■ **EXERCISE DESCRIPTION**
List every line in this data where the string "παραγωγή" occurs.

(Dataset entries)
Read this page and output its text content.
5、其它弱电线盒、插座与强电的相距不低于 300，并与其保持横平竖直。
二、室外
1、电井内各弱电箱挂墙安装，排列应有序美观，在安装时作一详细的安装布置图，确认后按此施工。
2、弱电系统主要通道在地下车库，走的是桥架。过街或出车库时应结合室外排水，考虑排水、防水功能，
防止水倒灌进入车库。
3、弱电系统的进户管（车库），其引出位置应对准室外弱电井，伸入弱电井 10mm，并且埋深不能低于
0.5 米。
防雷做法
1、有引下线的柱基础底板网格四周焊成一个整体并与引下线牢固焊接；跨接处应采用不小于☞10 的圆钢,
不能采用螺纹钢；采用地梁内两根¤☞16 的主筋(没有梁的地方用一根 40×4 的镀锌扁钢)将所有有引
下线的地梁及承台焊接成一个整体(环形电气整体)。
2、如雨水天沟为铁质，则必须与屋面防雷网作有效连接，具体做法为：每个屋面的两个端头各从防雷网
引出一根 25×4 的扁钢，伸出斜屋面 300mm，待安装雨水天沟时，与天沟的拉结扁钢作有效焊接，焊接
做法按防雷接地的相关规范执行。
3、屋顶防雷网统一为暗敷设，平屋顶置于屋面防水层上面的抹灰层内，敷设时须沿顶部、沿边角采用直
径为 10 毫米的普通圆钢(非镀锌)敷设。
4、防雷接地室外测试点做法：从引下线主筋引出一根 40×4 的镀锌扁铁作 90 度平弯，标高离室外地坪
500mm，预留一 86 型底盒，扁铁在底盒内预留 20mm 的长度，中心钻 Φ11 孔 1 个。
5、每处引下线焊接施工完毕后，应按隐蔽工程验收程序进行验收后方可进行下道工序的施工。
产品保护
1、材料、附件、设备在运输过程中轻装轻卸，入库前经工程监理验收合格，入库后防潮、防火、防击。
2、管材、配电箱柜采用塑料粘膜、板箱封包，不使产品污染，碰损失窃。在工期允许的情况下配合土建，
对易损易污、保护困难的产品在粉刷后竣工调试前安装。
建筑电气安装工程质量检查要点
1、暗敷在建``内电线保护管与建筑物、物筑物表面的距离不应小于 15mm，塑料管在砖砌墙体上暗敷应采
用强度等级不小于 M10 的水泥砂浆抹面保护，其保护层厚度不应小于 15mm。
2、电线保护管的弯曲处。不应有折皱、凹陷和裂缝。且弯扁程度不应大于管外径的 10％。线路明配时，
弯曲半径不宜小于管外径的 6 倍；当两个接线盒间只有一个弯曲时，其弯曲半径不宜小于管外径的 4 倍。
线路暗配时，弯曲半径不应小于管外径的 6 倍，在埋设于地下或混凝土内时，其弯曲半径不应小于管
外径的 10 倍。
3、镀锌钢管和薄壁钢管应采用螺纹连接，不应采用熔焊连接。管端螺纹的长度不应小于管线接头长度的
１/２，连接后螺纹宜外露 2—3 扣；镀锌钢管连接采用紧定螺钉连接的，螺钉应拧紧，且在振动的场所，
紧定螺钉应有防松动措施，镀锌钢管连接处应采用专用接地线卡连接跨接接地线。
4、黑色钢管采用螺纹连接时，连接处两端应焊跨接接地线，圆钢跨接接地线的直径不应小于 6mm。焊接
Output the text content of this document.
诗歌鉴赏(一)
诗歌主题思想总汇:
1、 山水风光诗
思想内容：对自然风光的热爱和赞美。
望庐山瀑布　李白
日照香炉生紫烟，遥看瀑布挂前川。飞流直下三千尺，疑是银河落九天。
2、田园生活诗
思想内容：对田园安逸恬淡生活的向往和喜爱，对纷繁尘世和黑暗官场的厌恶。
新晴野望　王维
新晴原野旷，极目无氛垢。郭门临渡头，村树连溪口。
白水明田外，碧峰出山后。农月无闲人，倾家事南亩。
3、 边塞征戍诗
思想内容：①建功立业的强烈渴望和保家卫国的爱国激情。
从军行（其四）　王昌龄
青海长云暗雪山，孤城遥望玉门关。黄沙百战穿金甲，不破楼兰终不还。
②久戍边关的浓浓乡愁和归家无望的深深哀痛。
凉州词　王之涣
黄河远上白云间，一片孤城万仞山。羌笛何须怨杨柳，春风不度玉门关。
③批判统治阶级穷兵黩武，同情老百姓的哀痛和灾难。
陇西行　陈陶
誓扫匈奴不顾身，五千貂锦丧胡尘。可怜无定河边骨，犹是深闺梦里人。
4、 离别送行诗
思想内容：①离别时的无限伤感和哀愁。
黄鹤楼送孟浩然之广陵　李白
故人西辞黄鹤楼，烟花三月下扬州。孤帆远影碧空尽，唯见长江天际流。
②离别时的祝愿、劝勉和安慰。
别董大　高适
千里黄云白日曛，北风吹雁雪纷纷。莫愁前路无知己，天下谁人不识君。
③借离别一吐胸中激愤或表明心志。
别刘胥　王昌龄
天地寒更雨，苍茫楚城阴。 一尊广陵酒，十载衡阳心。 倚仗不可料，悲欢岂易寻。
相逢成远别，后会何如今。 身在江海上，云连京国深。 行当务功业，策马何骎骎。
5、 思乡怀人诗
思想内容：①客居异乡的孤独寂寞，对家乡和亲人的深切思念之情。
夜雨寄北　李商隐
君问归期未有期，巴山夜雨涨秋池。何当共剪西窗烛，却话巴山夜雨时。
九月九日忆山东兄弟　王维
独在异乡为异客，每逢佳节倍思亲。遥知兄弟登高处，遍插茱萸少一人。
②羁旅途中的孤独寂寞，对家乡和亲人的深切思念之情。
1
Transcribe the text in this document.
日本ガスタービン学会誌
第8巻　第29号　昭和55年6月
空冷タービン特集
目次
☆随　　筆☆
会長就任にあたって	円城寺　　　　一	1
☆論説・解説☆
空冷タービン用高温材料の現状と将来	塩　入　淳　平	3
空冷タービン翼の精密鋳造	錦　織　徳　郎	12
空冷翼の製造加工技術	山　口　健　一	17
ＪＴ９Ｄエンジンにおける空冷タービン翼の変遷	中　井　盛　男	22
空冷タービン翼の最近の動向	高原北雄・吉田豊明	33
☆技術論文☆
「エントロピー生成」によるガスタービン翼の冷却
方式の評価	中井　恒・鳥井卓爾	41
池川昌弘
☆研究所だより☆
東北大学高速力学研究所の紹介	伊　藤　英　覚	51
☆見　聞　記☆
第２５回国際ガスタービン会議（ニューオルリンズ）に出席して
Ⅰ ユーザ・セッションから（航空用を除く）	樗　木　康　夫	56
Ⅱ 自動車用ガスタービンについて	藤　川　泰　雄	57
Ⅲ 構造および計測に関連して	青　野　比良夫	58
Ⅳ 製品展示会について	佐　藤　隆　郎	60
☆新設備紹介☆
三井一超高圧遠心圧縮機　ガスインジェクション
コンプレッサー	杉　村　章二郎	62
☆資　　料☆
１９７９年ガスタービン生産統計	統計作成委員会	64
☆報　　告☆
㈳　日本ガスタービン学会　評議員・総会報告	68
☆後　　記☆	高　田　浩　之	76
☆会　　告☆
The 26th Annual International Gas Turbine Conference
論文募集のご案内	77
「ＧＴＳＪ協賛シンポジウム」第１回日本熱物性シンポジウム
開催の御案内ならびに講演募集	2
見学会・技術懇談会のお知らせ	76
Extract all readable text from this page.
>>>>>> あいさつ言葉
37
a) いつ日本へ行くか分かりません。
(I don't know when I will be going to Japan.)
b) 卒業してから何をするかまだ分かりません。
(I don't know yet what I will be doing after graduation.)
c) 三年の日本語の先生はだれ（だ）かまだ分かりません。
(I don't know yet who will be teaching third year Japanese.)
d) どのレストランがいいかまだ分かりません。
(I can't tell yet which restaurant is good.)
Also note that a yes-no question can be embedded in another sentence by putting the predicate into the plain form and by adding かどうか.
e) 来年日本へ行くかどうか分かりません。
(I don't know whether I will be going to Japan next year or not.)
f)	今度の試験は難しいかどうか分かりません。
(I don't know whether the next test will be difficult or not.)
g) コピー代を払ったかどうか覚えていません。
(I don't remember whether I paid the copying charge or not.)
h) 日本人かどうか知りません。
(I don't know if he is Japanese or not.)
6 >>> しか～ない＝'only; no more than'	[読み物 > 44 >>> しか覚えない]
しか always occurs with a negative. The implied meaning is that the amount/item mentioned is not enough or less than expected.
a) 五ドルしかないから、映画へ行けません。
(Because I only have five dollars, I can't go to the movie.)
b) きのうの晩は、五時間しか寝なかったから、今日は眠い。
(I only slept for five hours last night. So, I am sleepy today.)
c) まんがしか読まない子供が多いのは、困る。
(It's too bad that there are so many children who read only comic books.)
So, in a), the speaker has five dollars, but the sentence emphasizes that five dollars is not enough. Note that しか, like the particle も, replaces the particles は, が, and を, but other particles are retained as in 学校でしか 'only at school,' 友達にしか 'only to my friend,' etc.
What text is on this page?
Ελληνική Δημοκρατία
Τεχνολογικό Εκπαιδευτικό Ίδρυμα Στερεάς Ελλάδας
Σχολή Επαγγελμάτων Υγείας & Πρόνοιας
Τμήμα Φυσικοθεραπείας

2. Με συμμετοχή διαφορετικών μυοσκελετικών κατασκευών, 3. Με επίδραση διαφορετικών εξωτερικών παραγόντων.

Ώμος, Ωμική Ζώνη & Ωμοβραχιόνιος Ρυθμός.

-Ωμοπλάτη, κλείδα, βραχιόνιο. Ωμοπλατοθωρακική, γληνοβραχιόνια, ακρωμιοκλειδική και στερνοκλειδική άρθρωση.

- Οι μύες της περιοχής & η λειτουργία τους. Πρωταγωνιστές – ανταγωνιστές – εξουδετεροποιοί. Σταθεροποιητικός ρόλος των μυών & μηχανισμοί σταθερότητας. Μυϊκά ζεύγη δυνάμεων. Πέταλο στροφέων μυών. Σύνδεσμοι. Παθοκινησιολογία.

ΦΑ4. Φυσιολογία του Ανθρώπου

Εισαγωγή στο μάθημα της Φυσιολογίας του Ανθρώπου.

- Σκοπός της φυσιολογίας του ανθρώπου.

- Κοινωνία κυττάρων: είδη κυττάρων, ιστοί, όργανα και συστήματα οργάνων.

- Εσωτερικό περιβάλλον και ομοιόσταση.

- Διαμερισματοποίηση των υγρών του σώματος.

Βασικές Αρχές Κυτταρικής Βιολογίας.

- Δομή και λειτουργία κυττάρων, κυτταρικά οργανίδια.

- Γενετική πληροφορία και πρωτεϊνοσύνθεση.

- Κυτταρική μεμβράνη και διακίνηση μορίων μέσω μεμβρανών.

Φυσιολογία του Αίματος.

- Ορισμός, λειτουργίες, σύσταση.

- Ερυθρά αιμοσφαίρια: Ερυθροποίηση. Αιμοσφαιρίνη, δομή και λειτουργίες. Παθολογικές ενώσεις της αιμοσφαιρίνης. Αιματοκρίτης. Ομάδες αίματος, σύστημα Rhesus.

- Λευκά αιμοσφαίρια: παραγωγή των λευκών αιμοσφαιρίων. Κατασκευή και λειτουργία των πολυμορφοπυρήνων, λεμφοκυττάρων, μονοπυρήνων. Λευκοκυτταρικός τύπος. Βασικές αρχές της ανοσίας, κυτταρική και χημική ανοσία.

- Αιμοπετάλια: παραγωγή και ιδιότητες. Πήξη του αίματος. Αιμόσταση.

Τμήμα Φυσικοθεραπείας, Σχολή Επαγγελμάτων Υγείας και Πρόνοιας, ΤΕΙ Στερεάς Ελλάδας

■ **ANSWER IN FULL**
- Λευκά αιμοσφαίρια: παραγωγή των λευκών αιμοσφαιρίων. Κατασκευή και λειτουργία των πολυμορφοπυρήνων, λεμφοκυττάρων, μονοπυρήνων. Λευκοκυτταρικός τύπος. Βασικές αρχές της ανοσίας, κυτταρική και χημική ανοσία.
- Αιμοπετάλια: παραγωγή και ιδιότητες. Πήξη του αίματος. Αιμόσταση.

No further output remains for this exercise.